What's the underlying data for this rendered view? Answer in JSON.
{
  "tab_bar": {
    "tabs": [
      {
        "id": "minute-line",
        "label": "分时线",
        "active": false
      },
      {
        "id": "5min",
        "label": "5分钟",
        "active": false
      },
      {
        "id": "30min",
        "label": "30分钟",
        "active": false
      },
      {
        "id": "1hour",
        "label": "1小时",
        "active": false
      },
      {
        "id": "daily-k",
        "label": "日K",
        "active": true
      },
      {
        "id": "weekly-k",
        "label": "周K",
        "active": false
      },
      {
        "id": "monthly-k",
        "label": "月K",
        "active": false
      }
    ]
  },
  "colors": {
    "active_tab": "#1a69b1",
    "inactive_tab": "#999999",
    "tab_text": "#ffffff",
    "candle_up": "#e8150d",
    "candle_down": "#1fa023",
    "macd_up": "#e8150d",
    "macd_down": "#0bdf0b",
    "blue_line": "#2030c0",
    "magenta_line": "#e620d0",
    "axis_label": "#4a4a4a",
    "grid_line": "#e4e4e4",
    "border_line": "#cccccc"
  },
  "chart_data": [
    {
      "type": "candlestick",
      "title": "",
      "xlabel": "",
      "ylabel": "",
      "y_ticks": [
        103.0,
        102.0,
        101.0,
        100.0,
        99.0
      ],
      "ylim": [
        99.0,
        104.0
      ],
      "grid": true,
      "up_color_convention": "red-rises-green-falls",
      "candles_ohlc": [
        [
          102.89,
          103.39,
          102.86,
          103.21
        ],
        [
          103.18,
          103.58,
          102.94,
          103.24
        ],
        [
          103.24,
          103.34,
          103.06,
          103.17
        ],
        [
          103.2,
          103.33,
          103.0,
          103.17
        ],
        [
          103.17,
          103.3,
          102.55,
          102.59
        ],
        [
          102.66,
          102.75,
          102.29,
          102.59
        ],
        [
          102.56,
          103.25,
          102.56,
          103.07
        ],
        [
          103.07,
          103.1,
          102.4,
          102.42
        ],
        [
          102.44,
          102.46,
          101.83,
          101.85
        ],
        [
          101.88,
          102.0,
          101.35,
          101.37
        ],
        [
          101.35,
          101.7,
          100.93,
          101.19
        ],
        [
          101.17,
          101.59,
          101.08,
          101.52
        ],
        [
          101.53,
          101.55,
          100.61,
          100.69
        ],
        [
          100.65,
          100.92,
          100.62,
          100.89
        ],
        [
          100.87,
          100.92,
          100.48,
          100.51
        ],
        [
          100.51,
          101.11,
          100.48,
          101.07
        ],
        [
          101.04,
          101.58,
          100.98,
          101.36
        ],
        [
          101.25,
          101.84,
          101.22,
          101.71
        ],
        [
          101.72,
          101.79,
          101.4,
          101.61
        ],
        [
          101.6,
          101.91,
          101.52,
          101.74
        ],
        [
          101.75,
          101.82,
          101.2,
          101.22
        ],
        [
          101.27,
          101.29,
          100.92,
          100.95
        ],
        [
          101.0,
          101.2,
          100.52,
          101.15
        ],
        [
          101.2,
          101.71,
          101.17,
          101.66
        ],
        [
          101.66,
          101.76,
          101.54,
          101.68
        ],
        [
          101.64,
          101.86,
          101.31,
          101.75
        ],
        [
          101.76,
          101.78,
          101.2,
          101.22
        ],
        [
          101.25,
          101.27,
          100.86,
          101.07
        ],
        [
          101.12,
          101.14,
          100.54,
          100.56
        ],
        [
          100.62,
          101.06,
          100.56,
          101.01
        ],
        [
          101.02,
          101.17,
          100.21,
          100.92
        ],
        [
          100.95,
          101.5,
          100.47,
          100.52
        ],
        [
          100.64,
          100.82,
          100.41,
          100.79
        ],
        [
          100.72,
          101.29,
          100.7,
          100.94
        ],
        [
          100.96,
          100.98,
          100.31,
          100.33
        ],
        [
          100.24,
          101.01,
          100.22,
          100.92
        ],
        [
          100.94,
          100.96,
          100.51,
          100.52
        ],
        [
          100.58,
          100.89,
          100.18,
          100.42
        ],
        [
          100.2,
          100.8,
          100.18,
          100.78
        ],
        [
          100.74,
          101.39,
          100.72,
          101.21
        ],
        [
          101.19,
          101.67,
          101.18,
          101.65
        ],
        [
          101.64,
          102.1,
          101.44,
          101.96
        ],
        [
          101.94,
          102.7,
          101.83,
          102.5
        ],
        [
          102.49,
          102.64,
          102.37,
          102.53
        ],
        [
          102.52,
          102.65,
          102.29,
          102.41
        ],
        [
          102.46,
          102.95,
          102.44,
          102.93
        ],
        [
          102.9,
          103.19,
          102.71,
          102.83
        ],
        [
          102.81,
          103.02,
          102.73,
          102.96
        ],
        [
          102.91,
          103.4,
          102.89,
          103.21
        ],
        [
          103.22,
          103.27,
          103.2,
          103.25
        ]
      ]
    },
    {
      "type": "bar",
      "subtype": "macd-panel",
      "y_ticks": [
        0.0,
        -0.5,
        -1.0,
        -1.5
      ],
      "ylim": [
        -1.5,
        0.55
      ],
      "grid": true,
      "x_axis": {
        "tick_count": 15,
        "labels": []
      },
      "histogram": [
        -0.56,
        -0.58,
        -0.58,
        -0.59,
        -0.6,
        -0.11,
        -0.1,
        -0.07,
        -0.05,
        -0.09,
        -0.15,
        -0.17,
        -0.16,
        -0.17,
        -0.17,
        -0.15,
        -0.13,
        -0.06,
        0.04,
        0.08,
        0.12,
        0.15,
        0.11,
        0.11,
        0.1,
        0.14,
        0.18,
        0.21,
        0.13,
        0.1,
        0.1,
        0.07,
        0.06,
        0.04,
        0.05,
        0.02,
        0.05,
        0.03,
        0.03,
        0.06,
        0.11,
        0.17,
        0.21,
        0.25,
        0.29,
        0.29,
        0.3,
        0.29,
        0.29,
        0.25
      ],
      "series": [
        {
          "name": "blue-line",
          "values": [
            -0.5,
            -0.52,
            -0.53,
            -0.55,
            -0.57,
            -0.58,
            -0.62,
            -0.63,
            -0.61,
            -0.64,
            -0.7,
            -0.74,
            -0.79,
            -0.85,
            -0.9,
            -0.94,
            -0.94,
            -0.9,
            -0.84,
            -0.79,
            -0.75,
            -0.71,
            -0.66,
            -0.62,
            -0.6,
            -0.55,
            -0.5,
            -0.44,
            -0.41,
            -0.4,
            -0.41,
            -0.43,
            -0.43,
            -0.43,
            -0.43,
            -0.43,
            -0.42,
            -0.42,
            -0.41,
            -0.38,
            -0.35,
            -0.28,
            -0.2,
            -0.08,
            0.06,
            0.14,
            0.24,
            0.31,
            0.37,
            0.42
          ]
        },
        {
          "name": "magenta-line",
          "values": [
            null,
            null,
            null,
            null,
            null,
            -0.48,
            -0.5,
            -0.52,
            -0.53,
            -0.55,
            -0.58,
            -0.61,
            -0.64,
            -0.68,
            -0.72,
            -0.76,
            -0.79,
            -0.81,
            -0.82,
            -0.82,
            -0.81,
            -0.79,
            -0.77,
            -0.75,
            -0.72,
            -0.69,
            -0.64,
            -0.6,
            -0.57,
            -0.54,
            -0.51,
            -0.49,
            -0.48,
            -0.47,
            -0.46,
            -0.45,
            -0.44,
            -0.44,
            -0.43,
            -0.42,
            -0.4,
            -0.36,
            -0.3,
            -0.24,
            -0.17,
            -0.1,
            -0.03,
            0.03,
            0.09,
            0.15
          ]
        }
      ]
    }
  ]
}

------------------------

- Set problem
Your task is to retype all the records above with nothing left out.

- Exercise result
What's the underlying data for this rendered view? Answer in JSON.
{
  "tab_bar": {
    "tabs": [
      {
        "id": "minute-line",
        "label": "分时线",
        "active": false
      },
      {
        "id": "5min",
        "label": "5分钟",
        "active": false
      },
      {
        "id": "30min",
        "label": "30分钟",
        "active": false
      },
      {
        "id": "1hour",
        "label": "1小时",
        "active": false
      },
      {
        "id": "daily-k",
        "label": "日K",
        "active": true
      },
      {
        "id": "weekly-k",
        "label": "周K",
        "active": false
      },
      {
        "id": "monthly-k",
        "label": "月K",
        "active": false
      }
    ]
  },
  "colors": {
    "active_tab": "#1a69b1",
    "inactive_tab": "#999999",
    "tab_text": "#ffffff",
    "candle_up": "#e8150d",
    "candle_down": "#1fa023",
    "macd_up": "#e8150d",
    "macd_down": "#0bdf0b",
    "blue_line": "#2030c0",
    "magenta_line": "#e620d0",
    "axis_label": "#4a4a4a",
    "grid_line": "#e4e4e4",
    "border_line": "#cccccc"
  },
  "chart_data": [
    {
      "type": "candlestick",
      "title": "",
      "xlabel": "",
      "ylabel": "",
      "y_ticks": [
        103.0,
        102.0,
        101.0,
        100.0,
        99.0
      ],
      "ylim": [
        99.0,
        104.0
      ],
      "grid": true,
      "up_color_convention": "red-rises-green-falls",
      "candles_ohlc": [
        [
          102.89,
          103.39,
          102.86,
          103.21
        ],
        [
          103.18,
          103.58,
          102.94,
          103.24
        ],
        [
          103.24,
          103.34,
          103.06,
          103.17
        ],
        [
          103.2,
          103.33,
          103.0,
          103.17
        ],
        [
          103.17,
          103.3,
          102.55,
          102.59
        ],
        [
          102.66,
          102.75,
          102.29,
          102.59
        ],
        [
          102.56,
          103.25,
          102.56,
          103.07
        ],
        [
          103.07,
          103.1,
          102.4,
          102.42
        ],
        [
          102.44,
          102.46,
          101.83,
          101.85
        ],
        [
          101.88,
          102.0,
          101.35,
          101.37
        ],
        [
          101.35,
          101.7,
          100.93,
          101.19
        ],
        [
          101.17,
          101.59,
          101.08,
          101.52
        ],
        [
          101.53,
          101.55,
          100.61,
          100.69
        ],
        [
          100.65,
          100.92,
          100.62,
          100.89
        ],
        [
          100.87,
          100.92,
          100.48,
          100.51
        ],
        [
          100.51,
          101.11,
          100.48,
          101.07
        ],
        [
          101.04,
          101.58,
          100.98,
          101.36
        ],
        [
          101.25,
          101.84,
          101.22,
          101.71
        ],
        [
          101.72,
          101.79,
          101.4,
          101.61
        ],
        [
          101.6,
          101.91,
          101.52,
          101.74
        ],
        [
          101.75,
          101.82,
          101.2,
          101.22
        ],
        [
          101.27,
          101.29,
          100.92,
          100.95
        ],
        [
          101.0,
          101.2,
          100.52,
          101.15
        ],
        [
          101.2,
          101.71,
          101.17,
          101.66
        ],
        [
          101.66,
          101.76,
          101.54,
          101.68
        ],
        [
          101.64,
          101.86,
          101.31,
          101.75
        ],
        [
          101.76,
          101.78,
          101.2,
          101.22
        ],
        [
          101.25,
          101.27,
          100.86,
          101.07
        ],
        [
          101.12,
          101.14,
          100.54,
          100.56
        ],
        [
          100.62,
          101.06,
          100.56,
          101.01
        ],
        [
          101.02,
          101.17,
          100.21,
          100.92
        ],
        [
          100.95,
          101.5,
          100.47,
          100.52
        ],
        [
          100.64,
          100.82,
          100.41,
          100.79
        ],
        [
          100.72,
          101.29,
          100.7,
          100.94
        ],
        [
          100.96,
          100.98,
          100.31,
          100.33
        ],
        [
          100.24,
          101.01,
          100.22,
          100.92
        ],
        [
          100.94,
          100.96,
          100.51,
          100.52
        ],
        [
          100.58,
          100.89,
          100.18,
          100.42
        ],
        [
          100.2,
          100.8,
          100.18,
          100.78
        ],
        [
          100.74,
          101.39,
          100.72,
          101.21
        ],
        [
          101.19,
          101.67,
          101.18,
          101.65
        ],
        [
          101.64,
          102.1,
          101.44,
          101.96
        ],
        [
          101.94,
          102.7,
          101.83,
          102.5
        ],
        [
          102.49,
          102.64,
          102.37,
          102.53
        ],
        [
          102.52,
          102.65,
          102.29,
          102.41
        ],
        [
          102.46,
          102.95,
          102.44,
          102.93
        ],
        [
          102.9,
          103.19,
          102.71,
          102.83
        ],
        [
          102.81,
          103.02,
          102.73,
          102.96
        ],
        [
          102.91,
          103.4,
          102.89,
          103.21
        ],
        [
          103.22,
          103.27,
          103.2,
          103.25
        ]
      ]
    },
    {
      "type": "bar",
      "subtype": "macd-panel",
      "y_ticks": [
        0.0,
        -0.5,
        -1.0,
        -1.5
      ],
      "ylim": [
        -1.5,
        0.55
      ],
      "grid": true,
      "x_axis": {
        "tick_count": 15,
        "labels": []
      },
      "histogram": [
        -0.56,
        -0.58,
        -0.58,
        -0.59,
        -0.6,
        -0.11,
        -0.1,
        -0.07,
        -0.05,
        -0.09,
        -0.15,
        -0.17,
        -0.16,
        -0.17,
        -0.17,
        -0.15,
        -0.13,
        -0.06,
        0.04,
        0.08,
        0.12,
        0.15,
        0.11,
        0.11,
        0.1,
        0.14,
        0.18,
        0.21,
        0.13,
        0.1,
        0.1,
        0.07,
        0.06,
        0.04,
        0.05,
        0.02,
        0.05,
        0.03,
        0.03,
        0.06,
        0.11,
        0.17,
        0.21,
        0.25,
        0.29,
        0.29,
        0.3,
        0.29,
        0.29,
        0.25
      ],
      "series": [
        {
          "name": "blue-line",
          "values": [
            -0.5,
            -0.52,
            -0.53,
            -0.55,
            -0.57,
            -0.58,
            -0.62,
            -0.63,
            -0.61,
            -0.64,
            -0.7,
            -0.74,
            -0.79,
            -0.85,
            -0.9,
            -0.94,
            -0.94,
            -0.9,
            -0.84,
            -0.79,
            -0.75,
            -0.71,
            -0.66,
            -0.62,
            -0.6,
            -0.55,
            -0.5,
            -0.44,
            -0.41,
            -0.4,
            -0.41,
            -0.43,
            -0.43,
            -0.43,
            -0.43,
            -0.43,
            -0.42,
            -0.42,
            -0.41,
            -0.38,
            -0.35,
            -0.28,
            -0.2,
            -0.08,
            0.06,
            0.14,
            0.24,
            0.31,
            0.37,
            0.42
          ]
        },
        {
          "name": "magenta-line",
          "values": [
            null,
            null,
            null,
            null,
            null,
            -0.48,
            -0.5,
            -0.52,
            -0.53,
            -0.55,
            -0.58,
            -0.61,
            -0.64,
            -0.68,
            -0.72,
            -0.76,
            -0.79,
            -0.81,
            -0.82,
            -0.82,
            -0.81,
            -0.79,
            -0.77,
            -0.75,
            -0.72,
            -0.69,
            -0.64,
            -0.6,
            -0.57,
            -0.54,
            -0.51,
            -0.49,
            -0.48,
            -0.47,
            -0.46,
            -0.45,
            -0.44,
            -0.44,
            -0.43,
            -0.42,
            -0.4,
            -0.36,
            -0.3,
            -0.24,
            -0.17,
            -0.1,
            -0.03,
            0.03,
            0.09,
            0.15
          ]
        }
      ]
    }
  ]
}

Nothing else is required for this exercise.